**Selection**
--------------------------------------------------

Friday, October 29, 2010

A house between past and future

Past and future cross their paths in this house in Liguria, an Italian region I am particularly attracted to, having spent many summers there. The project is by Arch. Marco Ciarlo who was able to merge two distinct houses, one from the 1600's and one more recent, into one. The house has, of course, many different levels due to the slopes of the property but the result is a fluid connection between rooms, using existing steps and entryways or creating new ones.
The past is represented by original antiques mostly from the 1700's and the 1800's, collected by the owner, whose passion is art and design, the future can be found in avveniristic shapes of contemporary design and lightings.

Hot pink chair, pale blue vintage umbrella vase from the '50s 
and contemporary painting on the wall.

Big Easy chair by Ron Arad
A 1700's wooden statue, a cast iron chandelier, a vivid blue Big Easy chair by Ron Arad and white stools designed by Ciarlo create tension and interest with soft rounded lines and more clean and graphic ones.

Another view of the same room with the original fireplace.

--------------------------------------------------

**Exercise material**
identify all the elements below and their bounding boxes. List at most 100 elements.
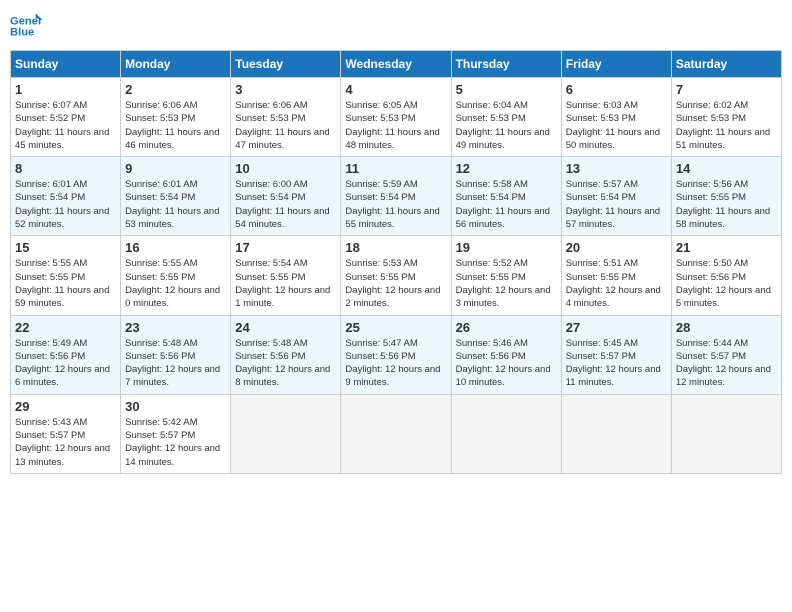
calendar-cell: 5 Sunrise: 6:04 AM Sunset: 5:53 PM Dayli…	[451, 78, 561, 157]
day-info: Sunrise: 6:07 AM Sunset: 5:52 PM Dayligh…	[15, 99, 116, 152]
page-header: General Blue	[10, 10, 782, 42]
calendar-cell: 26 Sunrise: 5:46 AM Sunset: 5:56 PM Dayl…	[451, 315, 561, 394]
calendar-week-1: 1 Sunrise: 6:07 AM Sunset: 5:52 PM Dayli…	[11, 78, 782, 157]
calendar-cell: 16 Sunrise: 5:55 AM Sunset: 5:55 PM Dayl…	[121, 236, 231, 315]
day-number: 25	[345, 320, 446, 335]
day-info: Sunrise: 5:54 AM Sunset: 5:55 PM Dayligh…	[235, 257, 336, 310]
day-info: Sunrise: 5:48 AM Sunset: 5:56 PM Dayligh…	[235, 337, 336, 390]
weekday-header-friday: Friday	[561, 51, 671, 78]
day-info: Sunrise: 5:55 AM Sunset: 5:55 PM Dayligh…	[125, 257, 226, 310]
day-info: Sunrise: 5:52 AM Sunset: 5:55 PM Dayligh…	[456, 257, 557, 310]
day-number: 18	[345, 240, 446, 255]
calendar-table: SundayMondayTuesdayWednesdayThursdayFrid…	[10, 50, 782, 474]
calendar-cell: 8 Sunrise: 6:01 AM Sunset: 5:54 PM Dayli…	[11, 157, 121, 236]
weekday-header-thursday: Thursday	[451, 51, 561, 78]
day-info: Sunrise: 6:01 AM Sunset: 5:54 PM Dayligh…	[125, 178, 226, 231]
day-number: 19	[456, 240, 557, 255]
calendar-cell: 19 Sunrise: 5:52 AM Sunset: 5:55 PM Dayl…	[451, 236, 561, 315]
weekday-header-saturday: Saturday	[671, 51, 781, 78]
day-number: 15	[15, 240, 116, 255]
calendar-cell: 4 Sunrise: 6:05 AM Sunset: 5:53 PM Dayli…	[341, 78, 451, 157]
day-number: 29	[15, 399, 116, 414]
calendar-header-row: SundayMondayTuesdayWednesdayThursdayFrid…	[11, 51, 782, 78]
day-info: Sunrise: 5:50 AM Sunset: 5:56 PM Dayligh…	[676, 257, 777, 310]
calendar-cell: 12 Sunrise: 5:58 AM Sunset: 5:54 PM Dayl…	[451, 157, 561, 236]
day-info: Sunrise: 5:48 AM Sunset: 5:56 PM Dayligh…	[125, 337, 226, 390]
calendar-cell: 6 Sunrise: 6:03 AM Sunset: 5:53 PM Dayli…	[561, 78, 671, 157]
calendar-week-2: 8 Sunrise: 6:01 AM Sunset: 5:54 PM Dayli…	[11, 157, 782, 236]
svg-text:Blue: Blue	[10, 27, 34, 39]
day-info: Sunrise: 5:42 AM Sunset: 5:57 PM Dayligh…	[125, 416, 226, 469]
day-info: Sunrise: 6:03 AM Sunset: 5:53 PM Dayligh…	[566, 99, 667, 152]
day-number: 9	[125, 161, 226, 176]
day-info: Sunrise: 5:47 AM Sunset: 5:56 PM Dayligh…	[345, 337, 446, 390]
day-info: Sunrise: 5:44 AM Sunset: 5:57 PM Dayligh…	[676, 337, 777, 390]
day-number: 2	[125, 82, 226, 97]
day-number: 12	[456, 161, 557, 176]
day-number: 17	[235, 240, 336, 255]
day-number: 16	[125, 240, 226, 255]
day-number: 22	[15, 320, 116, 335]
day-number: 11	[345, 161, 446, 176]
day-info: Sunrise: 5:46 AM Sunset: 5:56 PM Dayligh…	[456, 337, 557, 390]
weekday-header-tuesday: Tuesday	[231, 51, 341, 78]
calendar-cell: 24 Sunrise: 5:48 AM Sunset: 5:56 PM Dayl…	[231, 315, 341, 394]
day-info: Sunrise: 5:45 AM Sunset: 5:57 PM Dayligh…	[566, 337, 667, 390]
calendar-cell: 2 Sunrise: 6:06 AM Sunset: 5:53 PM Dayli…	[121, 78, 231, 157]
calendar-cell: 29 Sunrise: 5:43 AM Sunset: 5:57 PM Dayl…	[11, 394, 121, 473]
calendar-week-3: 15 Sunrise: 5:55 AM Sunset: 5:55 PM Dayl…	[11, 236, 782, 315]
calendar-cell	[341, 394, 451, 473]
day-number: 26	[456, 320, 557, 335]
weekday-header-sunday: Sunday	[11, 51, 121, 78]
day-number: 5	[456, 82, 557, 97]
day-info: Sunrise: 6:06 AM Sunset: 5:53 PM Dayligh…	[235, 99, 336, 152]
day-number: 6	[566, 82, 667, 97]
calendar-cell: 7 Sunrise: 6:02 AM Sunset: 5:53 PM Dayli…	[671, 78, 781, 157]
day-number: 4	[345, 82, 446, 97]
calendar-cell: 21 Sunrise: 5:50 AM Sunset: 5:56 PM Dayl…	[671, 236, 781, 315]
day-info: Sunrise: 5:58 AM Sunset: 5:54 PM Dayligh…	[456, 178, 557, 231]
day-number: 27	[566, 320, 667, 335]
day-info: Sunrise: 6:01 AM Sunset: 5:54 PM Dayligh…	[15, 178, 116, 231]
logo-icon: General Blue	[10, 10, 42, 42]
day-info: Sunrise: 5:57 AM Sunset: 5:54 PM Dayligh…	[566, 178, 667, 231]
calendar-cell: 13 Sunrise: 5:57 AM Sunset: 5:54 PM Dayl…	[561, 157, 671, 236]
day-number: 7	[676, 82, 777, 97]
calendar-cell	[231, 394, 341, 473]
day-number: 13	[566, 161, 667, 176]
calendar-cell: 20 Sunrise: 5:51 AM Sunset: 5:55 PM Dayl…	[561, 236, 671, 315]
calendar-cell: 30 Sunrise: 5:42 AM Sunset: 5:57 PM Dayl…	[121, 394, 231, 473]
day-info: Sunrise: 6:00 AM Sunset: 5:54 PM Dayligh…	[235, 178, 336, 231]
calendar-cell: 23 Sunrise: 5:48 AM Sunset: 5:56 PM Dayl…	[121, 315, 231, 394]
calendar-cell: 17 Sunrise: 5:54 AM Sunset: 5:55 PM Dayl…	[231, 236, 341, 315]
day-number: 23	[125, 320, 226, 335]
day-number: 28	[676, 320, 777, 335]
day-number: 24	[235, 320, 336, 335]
calendar-cell: 14 Sunrise: 5:56 AM Sunset: 5:55 PM Dayl…	[671, 157, 781, 236]
day-info: Sunrise: 6:04 AM Sunset: 5:53 PM Dayligh…	[456, 99, 557, 152]
day-info: Sunrise: 5:56 AM Sunset: 5:55 PM Dayligh…	[676, 178, 777, 231]
calendar-cell: 18 Sunrise: 5:53 AM Sunset: 5:55 PM Dayl…	[341, 236, 451, 315]
calendar-week-5: 29 Sunrise: 5:43 AM Sunset: 5:57 PM Dayl…	[11, 394, 782, 473]
calendar-cell	[451, 394, 561, 473]
calendar-cell: 3 Sunrise: 6:06 AM Sunset: 5:53 PM Dayli…	[231, 78, 341, 157]
calendar-week-4: 22 Sunrise: 5:49 AM Sunset: 5:56 PM Dayl…	[11, 315, 782, 394]
calendar-cell	[561, 394, 671, 473]
weekday-header-wednesday: Wednesday	[341, 51, 451, 78]
day-number: 30	[125, 399, 226, 414]
day-number: 1	[15, 82, 116, 97]
day-info: Sunrise: 5:49 AM Sunset: 5:56 PM Dayligh…	[15, 337, 116, 390]
day-number: 20	[566, 240, 667, 255]
day-number: 8	[15, 161, 116, 176]
logo: General Blue	[10, 10, 46, 42]
day-number: 3	[235, 82, 336, 97]
calendar-cell: 28 Sunrise: 5:44 AM Sunset: 5:57 PM Dayl…	[671, 315, 781, 394]
day-number: 14	[676, 161, 777, 176]
day-info: Sunrise: 5:55 AM Sunset: 5:55 PM Dayligh…	[15, 257, 116, 310]
calendar-cell: 1 Sunrise: 6:07 AM Sunset: 5:52 PM Dayli…	[11, 78, 121, 157]
day-info: Sunrise: 6:02 AM Sunset: 5:53 PM Dayligh…	[676, 99, 777, 152]
calendar-cell: 22 Sunrise: 5:49 AM Sunset: 5:56 PM Dayl…	[11, 315, 121, 394]
day-number: 10	[235, 161, 336, 176]
day-info: Sunrise: 6:06 AM Sunset: 5:53 PM Dayligh…	[125, 99, 226, 152]
day-info: Sunrise: 5:43 AM Sunset: 5:57 PM Dayligh…	[15, 416, 116, 469]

--------------------------------------------------

**Exercise requirements**
1. Update the listing's lines from the one containing "calendar-cell: 5 Sunrise: 6:04" through the one containing "240, 446, 255]" by putting "day-details" wherever "day-info" appears, leaving the rest untouched, and give back only those lines.
2. Carry the post about the house in Liguria further, starting after its last sentence.
The listing has no connection to the post about the Ligurian house.

**Results**
1.
calendar-cell: 5 Sunrise: 6:04 AM Sunset: 5:53 PM Dayli…	[451, 78, 561, 157]
day-details: Sunrise: 6:07 AM Sunset: 5:52 PM Dayligh…	[15, 99, 116, 152]
page-header: General Blue	[10, 10, 782, 42]
calendar-cell: 26 Sunrise: 5:46 AM Sunset: 5:56 PM Dayl…	[451, 315, 561, 394]
calendar-week-1: 1 Sunrise: 6:07 AM Sunset: 5:52 PM Dayli…	[11, 78, 782, 157]
calendar-cell: 16 Sunrise: 5:55 AM Sunset: 5:55 PM Dayl…	[121, 236, 231, 315]
day-number: 25	[345, 320, 446, 335]
day-details: Sunrise: 5:54 AM Sunset: 5:55 PM Dayligh…	[235, 257, 336, 310]
day-details: Sunrise: 5:48 AM Sunset: 5:56 PM Dayligh…	[235, 337, 336, 390]
weekday-header-friday: Friday	[561, 51, 671, 78]
day-details: Sunrise: 5:55 AM Sunset: 5:55 PM Dayligh…	[125, 257, 226, 310]
day-details: Sunrise: 5:52 AM Sunset: 5:55 PM Dayligh…	[456, 257, 557, 310]
day-number: 18	[345, 240, 446, 255]

2.
Tolomeo lamp by Artemide
In the library  there are several inexpensive bookcases, a large table to read and work and the Tolomeo floor lamp by Artemide designed by Michele De Lucchi more than twenty years ago and still so modern.

The adjacent bedroom with antique furniture and a large 1500 oil painting.

The library is also connected, with an unusual step, to the dining room.

The kitchen is quite simple but very functional and it was decided to create it
at a lower level than the living area.

Liberty style windows and glass vases from 1700 are in the oldest part of the house,
with a classic and elegant marble staircase.

A grand entrance with steep steps worth climbing to reach a
large flat garden where this beautiful house sits.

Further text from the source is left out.